## [Exercise requirements]
Report every line in the listing below where the string "XXIX" shows up.

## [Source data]
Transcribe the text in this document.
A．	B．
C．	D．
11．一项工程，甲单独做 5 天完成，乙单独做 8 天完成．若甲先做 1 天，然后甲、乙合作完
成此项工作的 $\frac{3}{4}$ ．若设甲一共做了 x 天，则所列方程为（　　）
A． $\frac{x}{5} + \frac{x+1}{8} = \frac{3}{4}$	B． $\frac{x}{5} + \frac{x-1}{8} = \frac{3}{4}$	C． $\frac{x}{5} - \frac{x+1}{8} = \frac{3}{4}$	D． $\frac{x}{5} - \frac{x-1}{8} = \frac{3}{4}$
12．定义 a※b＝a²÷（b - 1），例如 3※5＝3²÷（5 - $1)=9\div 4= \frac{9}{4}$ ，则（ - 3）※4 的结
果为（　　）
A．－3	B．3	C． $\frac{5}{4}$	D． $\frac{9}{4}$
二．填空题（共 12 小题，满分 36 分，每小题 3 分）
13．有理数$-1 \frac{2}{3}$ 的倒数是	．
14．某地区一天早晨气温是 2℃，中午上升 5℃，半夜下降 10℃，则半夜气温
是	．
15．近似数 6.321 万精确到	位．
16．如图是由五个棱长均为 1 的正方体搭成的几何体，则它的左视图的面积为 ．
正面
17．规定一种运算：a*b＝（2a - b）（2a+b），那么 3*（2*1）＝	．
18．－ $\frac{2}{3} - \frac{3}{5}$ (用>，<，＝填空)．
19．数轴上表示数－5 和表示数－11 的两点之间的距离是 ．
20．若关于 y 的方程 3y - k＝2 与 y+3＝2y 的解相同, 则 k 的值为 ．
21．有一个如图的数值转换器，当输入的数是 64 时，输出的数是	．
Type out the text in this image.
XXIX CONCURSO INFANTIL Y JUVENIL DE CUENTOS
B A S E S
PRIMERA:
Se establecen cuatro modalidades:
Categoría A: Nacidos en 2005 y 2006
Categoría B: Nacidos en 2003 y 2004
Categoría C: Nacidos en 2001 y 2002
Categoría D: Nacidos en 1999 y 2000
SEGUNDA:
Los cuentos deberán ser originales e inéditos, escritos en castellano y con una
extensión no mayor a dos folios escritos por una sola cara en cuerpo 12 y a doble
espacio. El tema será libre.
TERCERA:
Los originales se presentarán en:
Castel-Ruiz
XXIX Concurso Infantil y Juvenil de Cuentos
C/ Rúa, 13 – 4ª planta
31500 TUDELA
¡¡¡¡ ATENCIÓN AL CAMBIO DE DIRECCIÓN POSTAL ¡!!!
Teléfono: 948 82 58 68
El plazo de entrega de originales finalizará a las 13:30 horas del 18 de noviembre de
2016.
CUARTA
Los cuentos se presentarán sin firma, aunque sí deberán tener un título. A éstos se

## [Written answer]
XXIX CONCURSO INFANTIL Y JUVENIL DE CUENTOS
XXIX Concurso Infantil y Juvenil de Cuentos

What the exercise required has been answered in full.